Data listing ::
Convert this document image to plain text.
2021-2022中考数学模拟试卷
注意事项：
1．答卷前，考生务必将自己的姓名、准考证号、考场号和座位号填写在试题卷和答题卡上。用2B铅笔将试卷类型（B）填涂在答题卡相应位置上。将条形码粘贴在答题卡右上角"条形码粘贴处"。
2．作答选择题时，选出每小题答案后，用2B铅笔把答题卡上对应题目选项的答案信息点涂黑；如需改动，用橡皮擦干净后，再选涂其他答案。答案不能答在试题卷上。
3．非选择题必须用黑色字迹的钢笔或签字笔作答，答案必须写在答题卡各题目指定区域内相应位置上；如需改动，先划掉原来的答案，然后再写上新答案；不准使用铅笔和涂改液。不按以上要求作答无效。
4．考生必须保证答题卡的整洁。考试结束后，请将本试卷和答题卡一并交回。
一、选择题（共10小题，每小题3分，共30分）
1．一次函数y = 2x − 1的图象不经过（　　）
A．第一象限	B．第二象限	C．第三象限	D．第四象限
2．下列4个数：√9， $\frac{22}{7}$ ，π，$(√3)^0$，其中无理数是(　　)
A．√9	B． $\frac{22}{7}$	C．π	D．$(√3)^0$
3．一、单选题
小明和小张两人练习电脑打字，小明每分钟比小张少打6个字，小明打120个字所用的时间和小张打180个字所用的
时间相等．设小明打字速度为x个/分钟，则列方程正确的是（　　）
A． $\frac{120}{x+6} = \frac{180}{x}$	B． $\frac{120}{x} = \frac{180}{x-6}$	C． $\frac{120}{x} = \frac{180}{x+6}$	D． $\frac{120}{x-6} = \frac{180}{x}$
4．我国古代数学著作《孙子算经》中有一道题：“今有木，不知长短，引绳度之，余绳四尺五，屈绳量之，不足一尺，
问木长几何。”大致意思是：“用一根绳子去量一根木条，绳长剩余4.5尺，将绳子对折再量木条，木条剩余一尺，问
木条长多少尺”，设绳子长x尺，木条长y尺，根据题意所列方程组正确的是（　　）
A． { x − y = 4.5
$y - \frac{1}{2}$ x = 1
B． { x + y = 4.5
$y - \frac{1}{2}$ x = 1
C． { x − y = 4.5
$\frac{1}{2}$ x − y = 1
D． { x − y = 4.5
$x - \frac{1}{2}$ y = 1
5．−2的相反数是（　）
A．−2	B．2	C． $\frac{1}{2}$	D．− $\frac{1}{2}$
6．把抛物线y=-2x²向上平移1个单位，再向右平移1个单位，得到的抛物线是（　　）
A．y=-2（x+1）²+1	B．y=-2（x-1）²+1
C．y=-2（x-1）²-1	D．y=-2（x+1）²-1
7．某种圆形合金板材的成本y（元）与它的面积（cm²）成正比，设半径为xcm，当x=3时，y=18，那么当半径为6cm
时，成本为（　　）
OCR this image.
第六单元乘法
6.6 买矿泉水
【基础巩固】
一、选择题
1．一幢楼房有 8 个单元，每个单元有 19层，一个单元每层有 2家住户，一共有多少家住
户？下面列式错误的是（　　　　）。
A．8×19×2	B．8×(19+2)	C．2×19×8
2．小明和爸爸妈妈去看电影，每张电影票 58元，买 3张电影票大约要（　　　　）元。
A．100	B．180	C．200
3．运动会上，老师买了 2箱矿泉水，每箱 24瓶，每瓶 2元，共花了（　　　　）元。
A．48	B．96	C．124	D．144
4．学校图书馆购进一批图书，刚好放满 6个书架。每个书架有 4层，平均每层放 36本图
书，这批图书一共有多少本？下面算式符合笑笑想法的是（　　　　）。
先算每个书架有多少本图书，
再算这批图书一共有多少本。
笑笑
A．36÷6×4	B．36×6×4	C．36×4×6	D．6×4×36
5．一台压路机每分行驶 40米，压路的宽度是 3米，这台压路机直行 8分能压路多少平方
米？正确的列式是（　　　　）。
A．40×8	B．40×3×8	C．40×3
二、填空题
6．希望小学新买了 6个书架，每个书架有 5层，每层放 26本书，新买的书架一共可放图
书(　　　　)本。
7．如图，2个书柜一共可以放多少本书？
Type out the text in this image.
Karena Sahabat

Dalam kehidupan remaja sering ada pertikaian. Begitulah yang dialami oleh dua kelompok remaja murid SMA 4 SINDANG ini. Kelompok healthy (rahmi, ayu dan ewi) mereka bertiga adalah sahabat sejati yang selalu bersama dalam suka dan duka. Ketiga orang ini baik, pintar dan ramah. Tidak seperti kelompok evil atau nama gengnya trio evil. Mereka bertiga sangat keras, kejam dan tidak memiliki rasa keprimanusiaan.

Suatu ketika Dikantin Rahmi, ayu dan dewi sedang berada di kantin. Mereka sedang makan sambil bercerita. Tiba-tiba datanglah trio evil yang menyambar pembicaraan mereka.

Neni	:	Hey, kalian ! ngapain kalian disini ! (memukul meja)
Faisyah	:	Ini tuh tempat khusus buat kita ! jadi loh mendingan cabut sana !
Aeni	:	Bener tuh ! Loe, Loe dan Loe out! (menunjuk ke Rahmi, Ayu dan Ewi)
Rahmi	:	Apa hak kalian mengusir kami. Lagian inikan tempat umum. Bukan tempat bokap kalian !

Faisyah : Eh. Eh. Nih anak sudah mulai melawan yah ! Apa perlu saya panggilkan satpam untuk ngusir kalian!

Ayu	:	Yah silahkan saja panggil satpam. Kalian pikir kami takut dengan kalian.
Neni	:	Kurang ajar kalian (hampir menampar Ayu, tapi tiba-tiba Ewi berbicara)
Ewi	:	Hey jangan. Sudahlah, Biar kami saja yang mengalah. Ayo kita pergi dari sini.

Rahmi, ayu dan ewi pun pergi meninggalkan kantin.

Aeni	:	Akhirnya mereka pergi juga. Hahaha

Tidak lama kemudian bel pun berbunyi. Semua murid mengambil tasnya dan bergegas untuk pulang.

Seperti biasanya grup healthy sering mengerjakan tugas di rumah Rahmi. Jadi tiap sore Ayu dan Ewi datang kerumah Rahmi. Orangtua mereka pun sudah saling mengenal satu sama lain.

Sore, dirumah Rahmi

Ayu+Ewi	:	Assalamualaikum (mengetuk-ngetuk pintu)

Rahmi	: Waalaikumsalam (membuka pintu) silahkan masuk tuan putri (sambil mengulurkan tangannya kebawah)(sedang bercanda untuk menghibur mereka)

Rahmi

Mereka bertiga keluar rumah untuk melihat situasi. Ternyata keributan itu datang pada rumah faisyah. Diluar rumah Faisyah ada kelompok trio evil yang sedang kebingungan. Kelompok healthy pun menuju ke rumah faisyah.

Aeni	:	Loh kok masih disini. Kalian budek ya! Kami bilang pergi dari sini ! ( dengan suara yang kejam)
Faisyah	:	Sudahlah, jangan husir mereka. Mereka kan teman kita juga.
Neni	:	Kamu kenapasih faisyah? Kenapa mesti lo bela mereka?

Task prompt ::
Check each line above for the word "如需改动", and copy the lines where it appears.

Answer in full ::
2．作答选择题时，选出每小题答案后，用2B铅笔把答题卡上对应题目选项的答案信息点涂黑；如需改动，用橡皮擦干净后，再选涂其他答案。答案不能答在试题卷上。
3．非选择题必须用黑色字迹的钢笔或签字笔作答，答案必须写在答题卡各题目指定区域内相应位置上；如需改动，先划掉原来的答案，然后再写上新答案；不准使用铅笔和涂改液。不按以上要求作答无效。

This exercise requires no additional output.